──────── Task inputs ────────

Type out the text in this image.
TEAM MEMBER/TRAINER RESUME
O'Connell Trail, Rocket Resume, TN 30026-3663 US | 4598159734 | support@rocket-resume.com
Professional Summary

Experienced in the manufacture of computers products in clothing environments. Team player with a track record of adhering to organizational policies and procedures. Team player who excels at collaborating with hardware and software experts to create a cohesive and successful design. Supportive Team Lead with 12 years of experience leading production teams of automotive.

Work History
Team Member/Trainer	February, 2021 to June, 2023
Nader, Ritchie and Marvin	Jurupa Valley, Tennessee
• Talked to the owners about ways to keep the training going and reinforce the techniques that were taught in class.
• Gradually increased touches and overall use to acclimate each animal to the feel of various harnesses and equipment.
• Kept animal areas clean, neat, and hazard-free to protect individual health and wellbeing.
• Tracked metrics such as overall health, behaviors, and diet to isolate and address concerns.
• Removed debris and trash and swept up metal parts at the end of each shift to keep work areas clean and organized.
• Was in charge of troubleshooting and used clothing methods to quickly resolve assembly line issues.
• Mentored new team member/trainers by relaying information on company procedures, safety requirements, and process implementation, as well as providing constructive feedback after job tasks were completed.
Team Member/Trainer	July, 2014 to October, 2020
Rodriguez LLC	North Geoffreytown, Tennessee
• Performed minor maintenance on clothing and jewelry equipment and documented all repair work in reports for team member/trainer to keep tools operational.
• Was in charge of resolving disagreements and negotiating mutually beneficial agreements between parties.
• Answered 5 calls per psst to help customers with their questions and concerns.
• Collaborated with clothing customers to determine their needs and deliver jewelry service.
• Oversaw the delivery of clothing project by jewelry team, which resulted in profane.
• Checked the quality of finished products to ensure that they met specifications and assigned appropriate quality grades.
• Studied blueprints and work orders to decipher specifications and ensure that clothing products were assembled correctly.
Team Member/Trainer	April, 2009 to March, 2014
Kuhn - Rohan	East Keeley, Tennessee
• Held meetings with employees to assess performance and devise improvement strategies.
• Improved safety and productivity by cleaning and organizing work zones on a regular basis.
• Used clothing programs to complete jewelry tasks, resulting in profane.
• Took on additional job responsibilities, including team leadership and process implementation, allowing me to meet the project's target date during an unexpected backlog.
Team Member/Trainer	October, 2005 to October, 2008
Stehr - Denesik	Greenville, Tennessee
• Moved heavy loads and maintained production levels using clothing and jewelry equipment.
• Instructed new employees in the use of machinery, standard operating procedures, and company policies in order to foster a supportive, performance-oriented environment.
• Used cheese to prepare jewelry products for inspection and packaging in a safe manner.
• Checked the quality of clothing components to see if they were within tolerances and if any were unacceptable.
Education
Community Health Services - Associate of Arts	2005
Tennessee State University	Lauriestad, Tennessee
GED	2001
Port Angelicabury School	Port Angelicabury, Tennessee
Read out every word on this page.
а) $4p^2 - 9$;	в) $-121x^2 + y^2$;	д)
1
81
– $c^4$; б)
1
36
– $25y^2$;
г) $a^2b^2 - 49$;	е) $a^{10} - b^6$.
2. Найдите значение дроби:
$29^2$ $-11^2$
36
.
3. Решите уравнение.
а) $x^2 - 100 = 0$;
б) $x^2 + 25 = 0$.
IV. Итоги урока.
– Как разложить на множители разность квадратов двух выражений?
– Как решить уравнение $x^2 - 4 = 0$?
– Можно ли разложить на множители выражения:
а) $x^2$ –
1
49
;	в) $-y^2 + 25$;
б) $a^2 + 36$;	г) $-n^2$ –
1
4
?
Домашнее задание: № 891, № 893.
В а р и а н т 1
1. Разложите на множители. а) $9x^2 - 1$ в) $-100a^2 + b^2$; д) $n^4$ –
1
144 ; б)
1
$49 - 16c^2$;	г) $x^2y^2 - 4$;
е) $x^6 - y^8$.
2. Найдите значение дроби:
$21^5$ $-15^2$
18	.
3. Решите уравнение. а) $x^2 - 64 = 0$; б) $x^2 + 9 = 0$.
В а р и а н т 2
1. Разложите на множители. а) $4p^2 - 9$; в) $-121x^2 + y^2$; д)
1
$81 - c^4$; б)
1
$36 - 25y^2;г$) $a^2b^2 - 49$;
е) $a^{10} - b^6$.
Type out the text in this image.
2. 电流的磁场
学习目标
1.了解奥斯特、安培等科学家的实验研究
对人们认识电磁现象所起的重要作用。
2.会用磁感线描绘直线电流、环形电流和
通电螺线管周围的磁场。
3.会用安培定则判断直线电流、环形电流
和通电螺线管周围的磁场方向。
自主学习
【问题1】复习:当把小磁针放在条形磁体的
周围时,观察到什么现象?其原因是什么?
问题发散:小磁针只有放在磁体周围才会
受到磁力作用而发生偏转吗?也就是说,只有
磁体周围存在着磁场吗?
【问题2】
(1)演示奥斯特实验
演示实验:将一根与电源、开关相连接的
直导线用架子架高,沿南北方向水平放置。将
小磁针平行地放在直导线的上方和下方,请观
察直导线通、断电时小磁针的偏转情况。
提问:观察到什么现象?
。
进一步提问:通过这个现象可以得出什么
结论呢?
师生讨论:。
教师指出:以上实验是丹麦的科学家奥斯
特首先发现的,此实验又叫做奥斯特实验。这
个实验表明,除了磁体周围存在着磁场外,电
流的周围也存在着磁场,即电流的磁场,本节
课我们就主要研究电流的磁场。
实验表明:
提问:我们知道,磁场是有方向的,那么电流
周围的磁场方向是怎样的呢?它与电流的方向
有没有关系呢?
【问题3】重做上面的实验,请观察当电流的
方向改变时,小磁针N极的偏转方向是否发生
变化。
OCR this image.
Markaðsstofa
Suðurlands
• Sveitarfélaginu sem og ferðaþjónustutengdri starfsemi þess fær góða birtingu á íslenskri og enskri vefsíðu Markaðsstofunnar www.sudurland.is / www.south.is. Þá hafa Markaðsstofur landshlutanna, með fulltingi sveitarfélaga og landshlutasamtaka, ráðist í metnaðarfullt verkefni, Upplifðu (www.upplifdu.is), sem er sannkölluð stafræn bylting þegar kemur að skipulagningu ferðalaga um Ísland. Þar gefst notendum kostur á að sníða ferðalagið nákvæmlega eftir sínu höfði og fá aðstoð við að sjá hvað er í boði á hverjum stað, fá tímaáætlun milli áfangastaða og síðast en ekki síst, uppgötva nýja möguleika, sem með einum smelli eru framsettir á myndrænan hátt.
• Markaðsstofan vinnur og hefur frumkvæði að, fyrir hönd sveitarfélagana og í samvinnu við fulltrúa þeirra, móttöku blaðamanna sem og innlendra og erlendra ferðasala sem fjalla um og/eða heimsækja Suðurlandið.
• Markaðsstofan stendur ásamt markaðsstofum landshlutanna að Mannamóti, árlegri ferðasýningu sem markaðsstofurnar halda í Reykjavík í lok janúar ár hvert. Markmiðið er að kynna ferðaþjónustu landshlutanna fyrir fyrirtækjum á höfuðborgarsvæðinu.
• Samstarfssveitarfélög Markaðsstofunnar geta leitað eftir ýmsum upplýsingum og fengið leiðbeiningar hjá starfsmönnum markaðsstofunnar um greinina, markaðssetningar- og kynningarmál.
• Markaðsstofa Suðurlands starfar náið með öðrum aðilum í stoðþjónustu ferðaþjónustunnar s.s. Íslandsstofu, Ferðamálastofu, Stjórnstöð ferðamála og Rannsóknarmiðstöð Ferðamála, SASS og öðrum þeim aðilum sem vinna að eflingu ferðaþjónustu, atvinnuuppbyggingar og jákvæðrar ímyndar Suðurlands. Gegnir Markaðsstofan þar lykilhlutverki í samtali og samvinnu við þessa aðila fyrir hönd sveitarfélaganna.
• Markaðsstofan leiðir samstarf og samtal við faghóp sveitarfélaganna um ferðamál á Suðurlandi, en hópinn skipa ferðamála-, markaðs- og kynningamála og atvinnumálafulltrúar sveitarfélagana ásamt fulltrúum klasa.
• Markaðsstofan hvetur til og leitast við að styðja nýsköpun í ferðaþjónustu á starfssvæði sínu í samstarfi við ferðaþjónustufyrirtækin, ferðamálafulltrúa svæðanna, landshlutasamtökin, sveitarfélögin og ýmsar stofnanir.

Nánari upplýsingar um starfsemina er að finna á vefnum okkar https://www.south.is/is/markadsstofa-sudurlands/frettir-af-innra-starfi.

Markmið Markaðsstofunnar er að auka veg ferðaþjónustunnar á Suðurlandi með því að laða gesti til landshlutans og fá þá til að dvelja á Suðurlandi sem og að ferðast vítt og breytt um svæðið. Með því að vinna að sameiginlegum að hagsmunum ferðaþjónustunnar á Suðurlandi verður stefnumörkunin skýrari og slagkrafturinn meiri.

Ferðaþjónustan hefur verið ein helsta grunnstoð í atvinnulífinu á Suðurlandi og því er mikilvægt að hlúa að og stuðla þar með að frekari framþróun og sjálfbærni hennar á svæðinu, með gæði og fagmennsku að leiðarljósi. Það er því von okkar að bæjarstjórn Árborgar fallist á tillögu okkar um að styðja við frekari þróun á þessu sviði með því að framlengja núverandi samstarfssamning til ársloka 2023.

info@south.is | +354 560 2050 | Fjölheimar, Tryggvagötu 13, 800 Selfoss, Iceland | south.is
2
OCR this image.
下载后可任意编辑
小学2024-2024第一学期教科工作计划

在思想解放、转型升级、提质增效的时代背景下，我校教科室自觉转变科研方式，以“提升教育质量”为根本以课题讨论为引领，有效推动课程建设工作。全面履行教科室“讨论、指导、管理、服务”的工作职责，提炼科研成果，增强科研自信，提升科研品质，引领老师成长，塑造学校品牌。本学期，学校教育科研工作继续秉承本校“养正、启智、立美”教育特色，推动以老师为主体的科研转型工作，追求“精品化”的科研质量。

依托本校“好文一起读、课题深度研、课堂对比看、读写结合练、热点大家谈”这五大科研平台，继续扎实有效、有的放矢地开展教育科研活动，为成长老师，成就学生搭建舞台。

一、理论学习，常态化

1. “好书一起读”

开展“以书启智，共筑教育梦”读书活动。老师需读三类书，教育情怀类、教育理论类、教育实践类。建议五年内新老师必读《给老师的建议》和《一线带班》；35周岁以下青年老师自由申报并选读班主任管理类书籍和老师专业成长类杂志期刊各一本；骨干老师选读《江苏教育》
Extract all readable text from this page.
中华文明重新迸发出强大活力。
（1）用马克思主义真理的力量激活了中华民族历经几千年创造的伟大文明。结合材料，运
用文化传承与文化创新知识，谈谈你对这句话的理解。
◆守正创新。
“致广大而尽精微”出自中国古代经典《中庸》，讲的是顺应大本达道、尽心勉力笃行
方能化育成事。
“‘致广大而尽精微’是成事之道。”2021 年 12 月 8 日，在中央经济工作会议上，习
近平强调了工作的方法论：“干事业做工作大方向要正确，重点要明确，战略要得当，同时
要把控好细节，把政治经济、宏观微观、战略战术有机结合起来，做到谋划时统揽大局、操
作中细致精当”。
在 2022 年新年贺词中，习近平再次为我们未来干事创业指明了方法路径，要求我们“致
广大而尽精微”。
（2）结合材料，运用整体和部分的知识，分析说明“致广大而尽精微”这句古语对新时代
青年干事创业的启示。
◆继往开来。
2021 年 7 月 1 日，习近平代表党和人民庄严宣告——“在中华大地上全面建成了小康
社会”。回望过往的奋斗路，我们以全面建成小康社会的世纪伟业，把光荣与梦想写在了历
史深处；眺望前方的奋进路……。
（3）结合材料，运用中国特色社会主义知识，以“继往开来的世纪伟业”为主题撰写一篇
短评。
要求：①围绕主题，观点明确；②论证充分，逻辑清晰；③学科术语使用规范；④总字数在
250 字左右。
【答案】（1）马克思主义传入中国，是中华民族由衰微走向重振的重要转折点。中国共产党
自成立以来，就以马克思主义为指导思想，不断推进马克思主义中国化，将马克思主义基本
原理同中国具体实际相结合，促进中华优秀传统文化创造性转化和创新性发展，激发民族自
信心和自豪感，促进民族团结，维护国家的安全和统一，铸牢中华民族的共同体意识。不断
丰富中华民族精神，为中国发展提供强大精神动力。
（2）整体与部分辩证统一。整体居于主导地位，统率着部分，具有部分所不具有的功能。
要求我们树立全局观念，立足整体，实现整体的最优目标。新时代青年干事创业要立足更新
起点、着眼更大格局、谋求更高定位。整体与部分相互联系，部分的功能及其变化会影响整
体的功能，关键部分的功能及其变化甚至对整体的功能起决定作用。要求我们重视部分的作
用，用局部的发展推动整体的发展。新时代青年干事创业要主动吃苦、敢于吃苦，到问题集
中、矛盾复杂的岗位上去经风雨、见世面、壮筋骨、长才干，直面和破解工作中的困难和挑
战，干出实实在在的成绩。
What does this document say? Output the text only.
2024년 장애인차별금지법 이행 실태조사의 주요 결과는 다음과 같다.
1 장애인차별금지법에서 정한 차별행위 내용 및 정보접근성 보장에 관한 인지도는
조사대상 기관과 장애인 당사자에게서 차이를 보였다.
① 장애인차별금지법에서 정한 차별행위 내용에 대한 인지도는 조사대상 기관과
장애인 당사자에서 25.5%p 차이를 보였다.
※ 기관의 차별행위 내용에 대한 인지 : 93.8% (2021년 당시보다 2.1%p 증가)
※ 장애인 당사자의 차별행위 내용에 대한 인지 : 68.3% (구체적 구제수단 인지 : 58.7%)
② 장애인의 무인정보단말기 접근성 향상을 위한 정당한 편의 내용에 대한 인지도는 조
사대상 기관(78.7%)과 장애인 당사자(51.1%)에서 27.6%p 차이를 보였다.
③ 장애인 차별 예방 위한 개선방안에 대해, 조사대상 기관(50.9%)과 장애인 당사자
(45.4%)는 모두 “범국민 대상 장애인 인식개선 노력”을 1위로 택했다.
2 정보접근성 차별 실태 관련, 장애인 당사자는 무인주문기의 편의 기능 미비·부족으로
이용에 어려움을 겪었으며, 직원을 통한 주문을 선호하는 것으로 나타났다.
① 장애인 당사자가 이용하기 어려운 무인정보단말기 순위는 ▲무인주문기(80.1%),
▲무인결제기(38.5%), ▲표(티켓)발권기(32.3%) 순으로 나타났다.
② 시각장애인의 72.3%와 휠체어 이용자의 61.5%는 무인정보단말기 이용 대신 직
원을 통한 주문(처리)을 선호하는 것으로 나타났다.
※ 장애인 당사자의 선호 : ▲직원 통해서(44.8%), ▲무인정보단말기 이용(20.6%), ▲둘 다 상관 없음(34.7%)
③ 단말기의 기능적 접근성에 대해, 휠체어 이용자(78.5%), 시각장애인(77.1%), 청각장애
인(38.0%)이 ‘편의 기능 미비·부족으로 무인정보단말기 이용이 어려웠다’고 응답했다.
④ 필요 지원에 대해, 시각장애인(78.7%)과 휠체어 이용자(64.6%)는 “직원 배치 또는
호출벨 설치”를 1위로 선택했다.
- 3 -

────────

(Short task):
Work out how many lines in the records above contain the word "procedures", and reply with that number alone.

(Answer to the task):
3